- [GIVEN PROBLEM]
State the number of lines that contain "name", with no other text.

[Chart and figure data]
----------------------------------------

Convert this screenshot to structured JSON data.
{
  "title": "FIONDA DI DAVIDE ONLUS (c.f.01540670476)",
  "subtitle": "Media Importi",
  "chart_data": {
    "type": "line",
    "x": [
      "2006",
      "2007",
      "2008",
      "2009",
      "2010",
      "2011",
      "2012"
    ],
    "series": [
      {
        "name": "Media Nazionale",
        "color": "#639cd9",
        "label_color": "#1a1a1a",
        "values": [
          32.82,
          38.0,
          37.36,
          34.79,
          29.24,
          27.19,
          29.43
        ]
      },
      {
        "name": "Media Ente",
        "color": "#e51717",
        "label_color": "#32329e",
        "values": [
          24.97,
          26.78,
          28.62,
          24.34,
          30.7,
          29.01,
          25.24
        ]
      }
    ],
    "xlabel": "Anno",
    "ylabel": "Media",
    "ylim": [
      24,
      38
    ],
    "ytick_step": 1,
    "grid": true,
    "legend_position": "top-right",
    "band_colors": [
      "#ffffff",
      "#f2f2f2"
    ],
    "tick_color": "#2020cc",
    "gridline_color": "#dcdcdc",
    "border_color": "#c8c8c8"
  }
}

----------------------------------------

- [RESPONSE BELOW]
2